Goal:
Will you output the entries below exactly, skipping every image they contain?

Records to process:
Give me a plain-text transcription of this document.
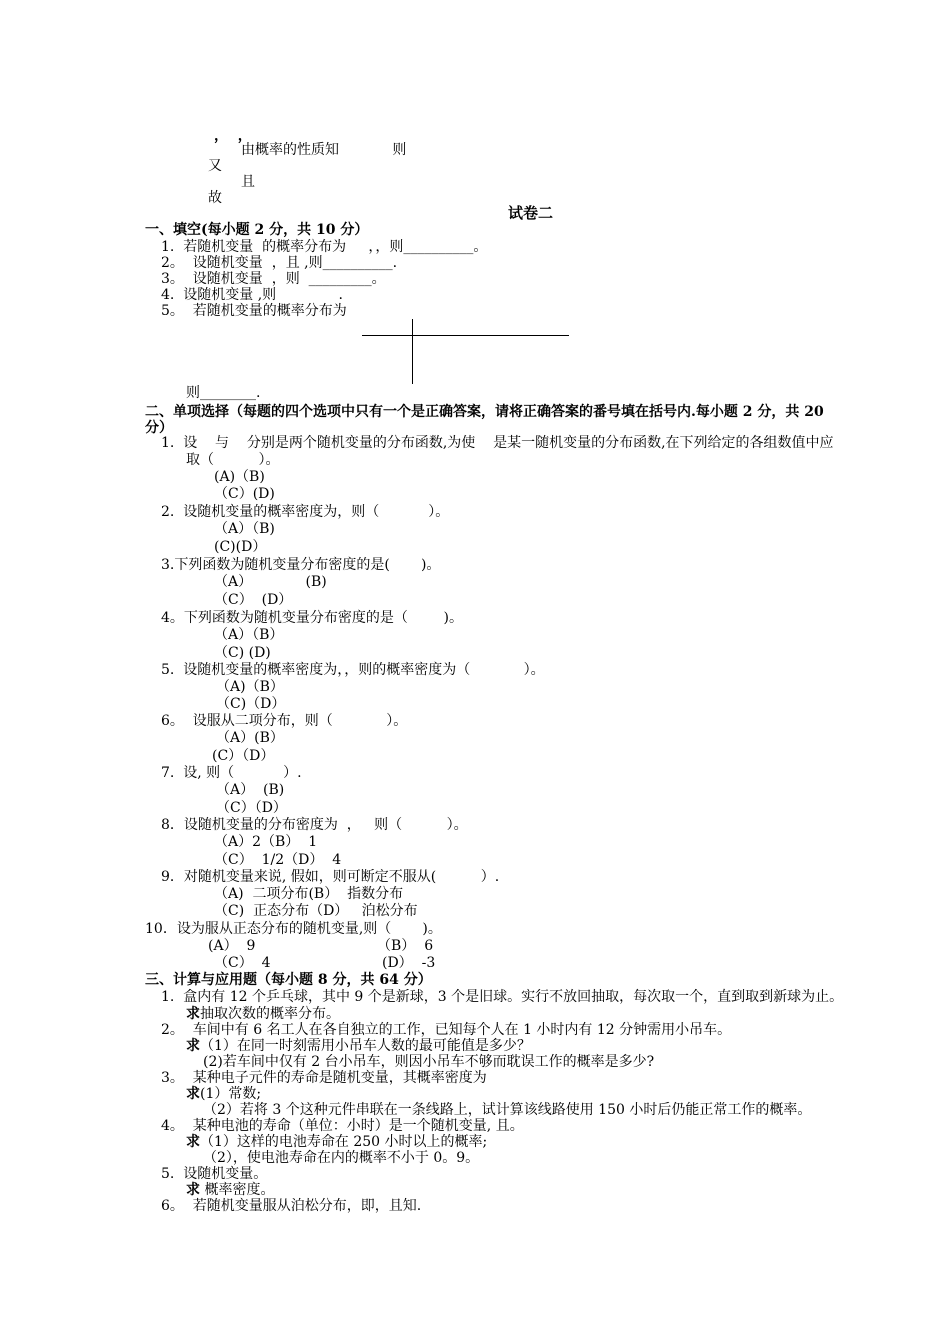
，  ，
由概率的性质知            则
又
且
故
试卷二
一、填空(每小题 2 分，共 10 分）
1.  若随机变量  的概率分布为     ，，则__________。
2。  设随机变量  ，且 ,则__________.
3。  设随机变量  ，则  _________。
4.  设随机变量 ,则              .
5。  若随机变量的概率分布为
则________.
二、单项选择（每题的四个选项中只有一个是正确答案，请将正确答案的番号填在括号内.每小题 2 分，共 20
分）
1.  设    与    分别是两个随机变量的分布函数,为使    是某一随机变量的分布函数,在下列给定的各组数值中应
取（          ）。
(A)（B)
（C）(D)
2.  设随机变量的概率密度为，则（           ）。
（A）（B)
(C)(D）
3.下列函数为随机变量分布密度的是(       )。
（A）            (B)
（C）  (D）
4。下列函数为随机变量分布密度的是（        )。
（A）（B）
（C) (D)
5.  设随机变量的概率密度为，，则的概率密度为（            ）。
（A)（B）
（C)（D）
6。  设服从二项分布，则（            ）。
（A）(B）
(C）（D）
7.  设, 则（           ）.
（A）  (B)
（C）（D）
8．设随机变量的分布密度为  ，   则（          ）。
（A）2（B）  1
（C）  1/2（D）  4
9．对随机变量来说, 假如，则可断定不服从(          ）.
（A)  二项分布(B）  指数分布
（C)  正态分布（D）   泊松分布
10．设为服从正态分布的随机变量,则（       )。
(A）  9	（B）  6
（C）  4	(D）  -3
三、计算与应用题（每小题 8 分，共 64 分）
1.  盒内有 12 个乒乓球，其中 9 个是新球，3 个是旧球。实行不放回抽取，每次取一个，直到取到新球为止。
求 抽取次数的概率分布。
2。  车间中有 6 名工人在各自独立的工作，已知每个人在 1 小时内有 12 分钟需用小吊车。
求 （1）在同一时刻需用小吊车人数的最可能值是多少？
(2)若车间中仅有 2 台小吊车，则因小吊车不够而耽误工作的概率是多少?
3。  某种电子元件的寿命是随机变量，其概率密度为
求 (1）常数;
（2）若将 3 个这种元件串联在一条线路上，试计算该线路使用 150 小时后仍能正常工作的概率。
4。  某种电池的寿命（单位：小时）是一个随机变量, 且。
求 （1）这样的电池寿命在 250 小时以上的概率;
（2），使电池寿命在内的概率不小于 0。9。
5.  设随机变量。
求 概率密度。
6。  若随机变量服从泊松分布，即，且知.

Task result:
Give me a plain-text transcription of this document.
，  ，
由概率的性质知            则
又
且
故
试卷二
一、填空(每小题 2 分，共 10 分）
1.  若随机变量  的概率分布为     ，，则__________。
2。  设随机变量  ，且 ,则__________.
3。  设随机变量  ，则  _________。
4.  设随机变量 ,则              .
5。  若随机变量的概率分布为
则________.
二、单项选择（每题的四个选项中只有一个是正确答案，请将正确答案的番号填在括号内.每小题 2 分，共 20
分）
1.  设    与    分别是两个随机变量的分布函数,为使    是某一随机变量的分布函数,在下列给定的各组数值中应
取（          ）。
(A)（B)
（C）(D)
2.  设随机变量的概率密度为，则（           ）。
（A）（B)
(C)(D）
3.下列函数为随机变量分布密度的是(       )。
（A）            (B)
（C）  (D）
4。下列函数为随机变量分布密度的是（        )。
（A）（B）
（C) (D)
5.  设随机变量的概率密度为，，则的概率密度为（            ）。
（A)（B）
（C)（D）
6。  设服从二项分布，则（            ）。
（A）(B）
(C）（D）
7.  设, 则（           ）.
（A）  (B)
（C）（D）
8．设随机变量的分布密度为  ，   则（          ）。
（A）2（B）  1
（C）  1/2（D）  4
9．对随机变量来说, 假如，则可断定不服从(          ）.
（A)  二项分布(B）  指数分布
（C)  正态分布（D）   泊松分布
10．设为服从正态分布的随机变量,则（       )。
(A）  9	（B）  6
（C）  4	(D）  -3
三、计算与应用题（每小题 8 分，共 64 分）
1.  盒内有 12 个乒乓球，其中 9 个是新球，3 个是旧球。实行不放回抽取，每次取一个，直到取到新球为止。
求 抽取次数的概率分布。
2。  车间中有 6 名工人在各自独立的工作，已知每个人在 1 小时内有 12 分钟需用小吊车。
求 （1）在同一时刻需用小吊车人数的最可能值是多少？
(2)若车间中仅有 2 台小吊车，则因小吊车不够而耽误工作的概率是多少?
3。  某种电子元件的寿命是随机变量，其概率密度为
求 (1）常数;
（2）若将 3 个这种元件串联在一条线路上，试计算该线路使用 150 小时后仍能正常工作的概率。
4。  某种电池的寿命（单位：小时）是一个随机变量, 且。
求 （1）这样的电池寿命在 250 小时以上的概率;
（2），使电池寿命在内的概率不小于 0。9。
5.  设随机变量。
求 概率密度。
6。  若随机变量服从泊松分布，即，且知.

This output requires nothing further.